MATERIAL FOR THIS TASK »
____
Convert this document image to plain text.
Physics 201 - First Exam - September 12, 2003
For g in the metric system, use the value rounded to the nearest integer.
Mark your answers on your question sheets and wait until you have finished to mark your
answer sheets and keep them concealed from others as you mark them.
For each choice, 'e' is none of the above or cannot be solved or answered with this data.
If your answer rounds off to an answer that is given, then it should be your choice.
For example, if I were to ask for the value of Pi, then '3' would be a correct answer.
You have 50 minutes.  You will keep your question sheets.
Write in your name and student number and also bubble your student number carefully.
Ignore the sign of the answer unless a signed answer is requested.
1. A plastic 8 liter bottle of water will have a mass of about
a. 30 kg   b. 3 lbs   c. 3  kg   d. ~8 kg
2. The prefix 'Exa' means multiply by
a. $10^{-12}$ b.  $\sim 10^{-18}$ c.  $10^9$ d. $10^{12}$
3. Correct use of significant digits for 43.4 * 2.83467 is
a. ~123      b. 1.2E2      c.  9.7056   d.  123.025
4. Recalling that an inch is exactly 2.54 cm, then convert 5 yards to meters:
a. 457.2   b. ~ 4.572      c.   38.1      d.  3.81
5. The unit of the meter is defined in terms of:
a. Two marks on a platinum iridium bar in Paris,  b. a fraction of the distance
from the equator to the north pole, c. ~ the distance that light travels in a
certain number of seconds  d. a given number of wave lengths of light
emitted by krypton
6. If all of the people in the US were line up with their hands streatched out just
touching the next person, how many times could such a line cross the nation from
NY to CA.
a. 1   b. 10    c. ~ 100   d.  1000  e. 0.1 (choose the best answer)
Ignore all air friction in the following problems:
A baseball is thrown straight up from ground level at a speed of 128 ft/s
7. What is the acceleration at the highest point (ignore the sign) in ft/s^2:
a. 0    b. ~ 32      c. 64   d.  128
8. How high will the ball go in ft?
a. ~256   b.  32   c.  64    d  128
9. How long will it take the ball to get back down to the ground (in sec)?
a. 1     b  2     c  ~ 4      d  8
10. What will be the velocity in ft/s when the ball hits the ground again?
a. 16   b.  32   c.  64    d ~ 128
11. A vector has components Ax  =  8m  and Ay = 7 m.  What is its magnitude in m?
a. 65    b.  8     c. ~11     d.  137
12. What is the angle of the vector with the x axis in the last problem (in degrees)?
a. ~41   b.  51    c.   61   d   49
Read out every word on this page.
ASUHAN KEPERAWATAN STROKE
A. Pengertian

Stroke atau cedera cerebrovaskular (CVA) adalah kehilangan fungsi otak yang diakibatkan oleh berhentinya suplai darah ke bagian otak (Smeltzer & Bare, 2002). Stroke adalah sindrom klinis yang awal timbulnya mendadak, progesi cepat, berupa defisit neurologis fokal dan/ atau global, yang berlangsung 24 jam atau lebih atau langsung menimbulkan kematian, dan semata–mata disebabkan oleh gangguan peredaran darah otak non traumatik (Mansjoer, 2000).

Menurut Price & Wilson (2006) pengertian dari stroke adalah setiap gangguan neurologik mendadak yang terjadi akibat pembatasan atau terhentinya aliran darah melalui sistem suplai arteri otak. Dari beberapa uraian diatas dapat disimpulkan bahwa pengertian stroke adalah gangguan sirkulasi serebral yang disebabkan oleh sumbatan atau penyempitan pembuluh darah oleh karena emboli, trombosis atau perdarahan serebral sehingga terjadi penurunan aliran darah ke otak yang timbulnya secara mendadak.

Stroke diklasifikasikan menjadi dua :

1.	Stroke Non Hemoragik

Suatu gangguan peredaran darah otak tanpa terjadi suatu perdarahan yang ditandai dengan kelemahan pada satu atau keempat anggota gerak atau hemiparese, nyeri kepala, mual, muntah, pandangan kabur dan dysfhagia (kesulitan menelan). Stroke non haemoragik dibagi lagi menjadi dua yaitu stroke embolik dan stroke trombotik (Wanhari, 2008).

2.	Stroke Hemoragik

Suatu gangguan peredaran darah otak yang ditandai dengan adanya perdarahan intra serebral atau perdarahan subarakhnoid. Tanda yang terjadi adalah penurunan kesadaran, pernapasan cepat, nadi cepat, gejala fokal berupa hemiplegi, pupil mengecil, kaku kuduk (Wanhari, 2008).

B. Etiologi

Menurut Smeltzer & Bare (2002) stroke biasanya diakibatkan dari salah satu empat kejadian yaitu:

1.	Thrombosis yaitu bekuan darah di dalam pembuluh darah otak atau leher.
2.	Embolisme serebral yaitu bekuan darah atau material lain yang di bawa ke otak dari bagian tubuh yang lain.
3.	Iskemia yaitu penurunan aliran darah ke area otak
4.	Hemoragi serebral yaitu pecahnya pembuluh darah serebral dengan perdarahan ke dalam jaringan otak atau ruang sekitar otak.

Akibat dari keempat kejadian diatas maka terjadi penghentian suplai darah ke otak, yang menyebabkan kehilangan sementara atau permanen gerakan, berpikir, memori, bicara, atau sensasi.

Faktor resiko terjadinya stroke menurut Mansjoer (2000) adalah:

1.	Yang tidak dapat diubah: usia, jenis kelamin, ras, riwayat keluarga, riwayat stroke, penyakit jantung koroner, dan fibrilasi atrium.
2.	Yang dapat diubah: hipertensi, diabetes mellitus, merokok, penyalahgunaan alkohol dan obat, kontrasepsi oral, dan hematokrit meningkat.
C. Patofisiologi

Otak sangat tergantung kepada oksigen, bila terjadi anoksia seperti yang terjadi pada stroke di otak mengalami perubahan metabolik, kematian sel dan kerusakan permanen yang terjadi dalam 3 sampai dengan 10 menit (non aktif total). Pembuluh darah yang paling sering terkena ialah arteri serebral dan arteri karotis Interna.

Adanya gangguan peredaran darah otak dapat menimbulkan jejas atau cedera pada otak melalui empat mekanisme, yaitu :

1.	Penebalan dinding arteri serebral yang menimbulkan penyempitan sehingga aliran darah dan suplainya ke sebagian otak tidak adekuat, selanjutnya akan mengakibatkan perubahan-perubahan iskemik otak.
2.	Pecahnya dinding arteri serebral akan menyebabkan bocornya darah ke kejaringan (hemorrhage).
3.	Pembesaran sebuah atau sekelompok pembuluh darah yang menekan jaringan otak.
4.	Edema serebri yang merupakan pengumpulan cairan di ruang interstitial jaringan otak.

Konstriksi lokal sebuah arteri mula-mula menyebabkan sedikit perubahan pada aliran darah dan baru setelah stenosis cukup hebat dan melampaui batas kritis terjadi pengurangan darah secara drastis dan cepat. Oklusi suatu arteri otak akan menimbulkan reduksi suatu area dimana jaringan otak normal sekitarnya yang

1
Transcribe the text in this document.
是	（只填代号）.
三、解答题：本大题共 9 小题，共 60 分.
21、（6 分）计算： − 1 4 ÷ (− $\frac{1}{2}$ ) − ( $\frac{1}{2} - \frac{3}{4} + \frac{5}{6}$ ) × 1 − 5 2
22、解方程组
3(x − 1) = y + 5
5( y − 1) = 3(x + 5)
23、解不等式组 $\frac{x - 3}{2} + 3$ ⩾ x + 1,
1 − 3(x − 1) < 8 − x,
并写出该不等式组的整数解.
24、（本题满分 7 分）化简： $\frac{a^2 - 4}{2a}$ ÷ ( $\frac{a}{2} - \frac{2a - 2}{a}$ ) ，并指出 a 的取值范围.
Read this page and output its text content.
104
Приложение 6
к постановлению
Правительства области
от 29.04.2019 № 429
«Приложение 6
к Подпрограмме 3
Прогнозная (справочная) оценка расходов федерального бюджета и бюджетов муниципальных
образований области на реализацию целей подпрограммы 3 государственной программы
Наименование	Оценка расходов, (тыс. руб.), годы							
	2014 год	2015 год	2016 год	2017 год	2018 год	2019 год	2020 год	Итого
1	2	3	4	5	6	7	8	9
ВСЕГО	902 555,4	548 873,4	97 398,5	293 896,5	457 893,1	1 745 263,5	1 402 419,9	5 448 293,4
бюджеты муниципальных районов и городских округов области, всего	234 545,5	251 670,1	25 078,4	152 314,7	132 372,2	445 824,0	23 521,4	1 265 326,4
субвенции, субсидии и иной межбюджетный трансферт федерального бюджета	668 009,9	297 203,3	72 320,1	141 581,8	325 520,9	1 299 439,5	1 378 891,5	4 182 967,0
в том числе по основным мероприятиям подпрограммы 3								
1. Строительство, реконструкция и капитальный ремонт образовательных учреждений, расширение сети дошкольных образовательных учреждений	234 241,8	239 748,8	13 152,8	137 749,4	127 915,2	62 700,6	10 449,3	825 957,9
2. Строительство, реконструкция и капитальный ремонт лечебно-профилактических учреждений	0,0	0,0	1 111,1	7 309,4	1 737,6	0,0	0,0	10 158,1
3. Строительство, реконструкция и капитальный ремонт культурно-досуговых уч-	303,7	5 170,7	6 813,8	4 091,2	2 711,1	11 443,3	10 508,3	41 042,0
____
WHAT YOU HAVE TO DO » Sift through the entries and copy every line with "муниципальных".

CORRECT RESPONSE »
Прогнозная (справочная) оценка расходов федерального бюджета и бюджетов муниципальных
бюджеты муниципальных районов и городских округов области, всего	234 545,5	251 670,1	25 078,4	152 314,7	132 372,2	445 824,0	23 521,4	1 265 326,4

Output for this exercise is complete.